Exercise:
Report only the number of lines that hold the word "content".
** Begin Listing **
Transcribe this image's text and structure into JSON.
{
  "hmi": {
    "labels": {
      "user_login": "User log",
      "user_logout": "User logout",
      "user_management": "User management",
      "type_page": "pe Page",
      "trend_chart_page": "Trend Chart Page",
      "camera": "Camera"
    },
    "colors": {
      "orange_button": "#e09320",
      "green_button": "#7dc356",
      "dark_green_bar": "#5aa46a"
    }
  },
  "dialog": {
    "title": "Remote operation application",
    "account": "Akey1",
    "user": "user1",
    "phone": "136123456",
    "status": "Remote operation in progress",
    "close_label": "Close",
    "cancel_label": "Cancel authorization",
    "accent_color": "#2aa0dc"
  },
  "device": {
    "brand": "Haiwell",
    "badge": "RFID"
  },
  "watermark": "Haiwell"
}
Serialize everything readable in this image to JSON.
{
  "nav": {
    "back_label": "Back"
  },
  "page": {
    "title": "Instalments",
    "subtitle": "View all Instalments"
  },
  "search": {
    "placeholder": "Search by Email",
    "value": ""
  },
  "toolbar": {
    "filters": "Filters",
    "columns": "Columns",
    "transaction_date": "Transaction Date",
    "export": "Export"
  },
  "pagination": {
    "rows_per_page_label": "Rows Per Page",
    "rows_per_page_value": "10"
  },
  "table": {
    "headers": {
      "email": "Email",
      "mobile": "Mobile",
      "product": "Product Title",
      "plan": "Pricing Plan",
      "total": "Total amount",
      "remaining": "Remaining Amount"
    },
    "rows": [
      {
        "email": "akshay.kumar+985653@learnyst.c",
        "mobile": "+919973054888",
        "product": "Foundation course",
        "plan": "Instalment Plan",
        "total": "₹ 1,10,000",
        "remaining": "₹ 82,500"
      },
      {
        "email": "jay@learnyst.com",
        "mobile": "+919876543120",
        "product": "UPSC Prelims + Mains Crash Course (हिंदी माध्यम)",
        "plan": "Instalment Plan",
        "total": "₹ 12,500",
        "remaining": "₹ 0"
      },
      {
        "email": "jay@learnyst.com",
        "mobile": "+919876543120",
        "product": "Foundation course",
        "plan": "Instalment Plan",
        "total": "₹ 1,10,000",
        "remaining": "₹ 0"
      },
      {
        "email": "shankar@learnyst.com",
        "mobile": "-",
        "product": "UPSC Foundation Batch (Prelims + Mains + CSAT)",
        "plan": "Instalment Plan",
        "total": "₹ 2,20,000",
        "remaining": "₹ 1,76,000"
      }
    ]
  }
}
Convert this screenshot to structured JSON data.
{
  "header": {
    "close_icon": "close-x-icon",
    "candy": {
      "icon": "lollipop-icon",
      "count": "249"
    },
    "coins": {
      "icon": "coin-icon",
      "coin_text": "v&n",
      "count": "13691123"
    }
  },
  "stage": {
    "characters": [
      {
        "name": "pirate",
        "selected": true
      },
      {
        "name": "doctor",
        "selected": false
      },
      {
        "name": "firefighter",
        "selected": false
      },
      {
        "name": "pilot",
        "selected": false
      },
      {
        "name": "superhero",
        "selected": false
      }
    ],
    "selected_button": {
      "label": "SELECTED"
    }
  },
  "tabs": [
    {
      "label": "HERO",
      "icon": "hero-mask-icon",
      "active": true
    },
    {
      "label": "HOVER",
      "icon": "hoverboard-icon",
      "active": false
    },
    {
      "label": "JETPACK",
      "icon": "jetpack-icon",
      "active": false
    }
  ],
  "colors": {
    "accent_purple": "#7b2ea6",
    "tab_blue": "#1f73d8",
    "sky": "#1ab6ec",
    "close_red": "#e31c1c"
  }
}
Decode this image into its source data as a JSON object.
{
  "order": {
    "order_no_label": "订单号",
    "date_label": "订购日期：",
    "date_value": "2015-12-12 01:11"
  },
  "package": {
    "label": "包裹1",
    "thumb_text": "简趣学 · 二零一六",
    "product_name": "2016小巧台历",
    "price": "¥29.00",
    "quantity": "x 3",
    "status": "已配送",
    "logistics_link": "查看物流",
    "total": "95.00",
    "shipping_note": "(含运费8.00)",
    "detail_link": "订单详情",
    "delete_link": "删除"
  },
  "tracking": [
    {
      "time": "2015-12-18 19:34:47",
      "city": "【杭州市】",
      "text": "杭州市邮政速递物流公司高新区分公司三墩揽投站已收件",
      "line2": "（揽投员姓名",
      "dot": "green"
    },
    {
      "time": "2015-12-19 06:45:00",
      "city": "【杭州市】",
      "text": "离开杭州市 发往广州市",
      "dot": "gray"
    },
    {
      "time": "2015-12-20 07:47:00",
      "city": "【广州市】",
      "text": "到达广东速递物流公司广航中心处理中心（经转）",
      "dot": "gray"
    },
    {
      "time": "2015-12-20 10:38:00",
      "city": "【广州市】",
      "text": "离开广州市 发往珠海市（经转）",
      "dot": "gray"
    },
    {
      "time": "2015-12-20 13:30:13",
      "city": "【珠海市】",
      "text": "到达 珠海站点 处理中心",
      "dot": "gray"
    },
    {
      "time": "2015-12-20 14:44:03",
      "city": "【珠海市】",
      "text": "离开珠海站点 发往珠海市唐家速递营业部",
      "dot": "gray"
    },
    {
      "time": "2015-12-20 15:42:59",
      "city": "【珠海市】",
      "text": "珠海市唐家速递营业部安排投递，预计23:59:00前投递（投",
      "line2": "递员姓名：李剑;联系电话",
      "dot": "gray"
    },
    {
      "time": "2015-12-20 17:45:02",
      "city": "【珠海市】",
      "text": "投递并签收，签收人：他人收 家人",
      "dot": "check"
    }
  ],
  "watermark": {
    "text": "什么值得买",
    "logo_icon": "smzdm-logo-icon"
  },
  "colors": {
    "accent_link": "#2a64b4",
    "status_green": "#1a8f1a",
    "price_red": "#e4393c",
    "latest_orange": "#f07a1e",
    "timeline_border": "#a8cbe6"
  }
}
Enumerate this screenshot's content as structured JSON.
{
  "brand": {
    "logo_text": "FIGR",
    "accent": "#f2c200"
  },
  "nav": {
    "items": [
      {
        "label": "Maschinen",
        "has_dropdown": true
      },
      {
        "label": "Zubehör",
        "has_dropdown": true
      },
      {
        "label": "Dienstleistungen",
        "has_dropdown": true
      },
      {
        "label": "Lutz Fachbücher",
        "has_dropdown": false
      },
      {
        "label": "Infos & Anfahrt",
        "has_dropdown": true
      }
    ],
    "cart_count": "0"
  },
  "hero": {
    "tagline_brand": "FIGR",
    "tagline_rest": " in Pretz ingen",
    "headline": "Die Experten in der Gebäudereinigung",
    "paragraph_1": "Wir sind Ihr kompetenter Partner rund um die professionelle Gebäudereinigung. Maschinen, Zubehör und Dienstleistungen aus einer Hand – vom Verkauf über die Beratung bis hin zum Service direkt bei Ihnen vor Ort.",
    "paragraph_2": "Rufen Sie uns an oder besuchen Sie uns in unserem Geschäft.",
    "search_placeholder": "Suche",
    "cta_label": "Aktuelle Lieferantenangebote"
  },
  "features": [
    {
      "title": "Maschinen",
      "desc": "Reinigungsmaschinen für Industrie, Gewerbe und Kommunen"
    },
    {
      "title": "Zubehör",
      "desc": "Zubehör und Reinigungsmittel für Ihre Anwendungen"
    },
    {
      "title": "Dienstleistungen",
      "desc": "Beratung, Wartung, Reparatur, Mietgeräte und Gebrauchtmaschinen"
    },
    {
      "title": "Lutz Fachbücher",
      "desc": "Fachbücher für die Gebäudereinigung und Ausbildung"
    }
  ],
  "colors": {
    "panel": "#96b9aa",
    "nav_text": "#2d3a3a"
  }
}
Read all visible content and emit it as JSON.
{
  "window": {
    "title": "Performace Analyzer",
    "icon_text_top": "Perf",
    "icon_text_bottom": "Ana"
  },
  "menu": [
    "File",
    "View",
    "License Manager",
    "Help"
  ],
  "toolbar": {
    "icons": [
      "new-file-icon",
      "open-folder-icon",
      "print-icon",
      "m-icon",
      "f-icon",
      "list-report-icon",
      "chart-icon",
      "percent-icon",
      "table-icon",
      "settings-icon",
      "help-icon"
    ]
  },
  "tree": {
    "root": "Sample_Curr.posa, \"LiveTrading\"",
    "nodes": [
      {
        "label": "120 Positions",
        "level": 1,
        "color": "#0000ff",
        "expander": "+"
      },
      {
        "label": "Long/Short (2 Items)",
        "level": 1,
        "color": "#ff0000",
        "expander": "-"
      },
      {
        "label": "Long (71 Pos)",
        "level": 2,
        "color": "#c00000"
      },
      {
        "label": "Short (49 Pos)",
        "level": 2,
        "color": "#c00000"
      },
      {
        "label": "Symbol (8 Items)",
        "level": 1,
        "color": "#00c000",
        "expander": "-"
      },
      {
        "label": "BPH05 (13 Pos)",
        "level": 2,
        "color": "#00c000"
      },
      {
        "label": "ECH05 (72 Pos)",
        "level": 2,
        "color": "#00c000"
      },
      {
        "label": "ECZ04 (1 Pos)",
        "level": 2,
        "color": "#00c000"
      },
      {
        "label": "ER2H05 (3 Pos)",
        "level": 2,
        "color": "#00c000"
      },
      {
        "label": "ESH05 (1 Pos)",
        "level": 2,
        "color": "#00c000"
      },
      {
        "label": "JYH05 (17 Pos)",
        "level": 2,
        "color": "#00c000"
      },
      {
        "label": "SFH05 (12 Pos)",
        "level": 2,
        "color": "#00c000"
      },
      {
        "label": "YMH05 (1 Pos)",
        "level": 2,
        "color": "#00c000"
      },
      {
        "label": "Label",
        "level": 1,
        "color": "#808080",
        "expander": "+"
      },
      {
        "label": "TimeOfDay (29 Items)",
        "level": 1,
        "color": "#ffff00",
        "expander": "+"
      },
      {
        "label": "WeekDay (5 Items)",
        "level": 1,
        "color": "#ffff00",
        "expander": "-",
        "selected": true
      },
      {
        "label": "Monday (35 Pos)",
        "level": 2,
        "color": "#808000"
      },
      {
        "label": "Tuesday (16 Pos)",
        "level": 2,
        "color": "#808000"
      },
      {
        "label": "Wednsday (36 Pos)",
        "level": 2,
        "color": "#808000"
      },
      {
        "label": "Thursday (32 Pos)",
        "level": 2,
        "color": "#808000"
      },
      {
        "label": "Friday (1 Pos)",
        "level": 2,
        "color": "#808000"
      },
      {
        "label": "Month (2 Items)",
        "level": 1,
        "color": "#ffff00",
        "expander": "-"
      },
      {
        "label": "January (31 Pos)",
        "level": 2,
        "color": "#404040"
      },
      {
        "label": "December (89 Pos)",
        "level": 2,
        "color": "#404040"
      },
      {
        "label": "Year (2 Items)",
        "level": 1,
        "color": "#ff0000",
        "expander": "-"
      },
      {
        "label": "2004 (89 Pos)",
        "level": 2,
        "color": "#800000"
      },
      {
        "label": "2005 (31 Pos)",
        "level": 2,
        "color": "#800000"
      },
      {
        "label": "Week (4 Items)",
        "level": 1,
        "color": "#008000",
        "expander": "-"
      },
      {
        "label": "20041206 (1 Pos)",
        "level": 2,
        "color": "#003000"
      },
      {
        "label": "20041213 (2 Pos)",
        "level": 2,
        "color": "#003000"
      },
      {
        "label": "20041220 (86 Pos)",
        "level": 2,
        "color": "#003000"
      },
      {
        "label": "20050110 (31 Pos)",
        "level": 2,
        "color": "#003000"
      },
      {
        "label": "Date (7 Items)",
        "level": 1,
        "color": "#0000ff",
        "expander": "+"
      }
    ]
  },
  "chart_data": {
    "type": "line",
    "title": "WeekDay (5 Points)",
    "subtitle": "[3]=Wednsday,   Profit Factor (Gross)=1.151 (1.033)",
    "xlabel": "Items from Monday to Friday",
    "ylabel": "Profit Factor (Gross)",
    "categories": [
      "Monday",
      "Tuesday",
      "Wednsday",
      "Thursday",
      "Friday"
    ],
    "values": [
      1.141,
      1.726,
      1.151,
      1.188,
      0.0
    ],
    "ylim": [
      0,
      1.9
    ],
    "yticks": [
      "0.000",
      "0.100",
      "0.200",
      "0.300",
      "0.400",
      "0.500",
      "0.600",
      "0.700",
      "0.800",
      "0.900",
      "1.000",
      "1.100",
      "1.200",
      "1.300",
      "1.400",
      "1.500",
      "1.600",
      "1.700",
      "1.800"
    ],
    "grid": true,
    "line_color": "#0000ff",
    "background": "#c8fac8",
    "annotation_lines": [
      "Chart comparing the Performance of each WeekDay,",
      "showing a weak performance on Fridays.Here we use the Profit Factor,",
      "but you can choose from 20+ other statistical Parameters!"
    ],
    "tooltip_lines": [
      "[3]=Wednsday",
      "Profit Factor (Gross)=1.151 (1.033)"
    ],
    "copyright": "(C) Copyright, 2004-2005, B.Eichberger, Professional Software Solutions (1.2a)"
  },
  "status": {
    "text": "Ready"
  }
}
** End Listing **
Task result:
2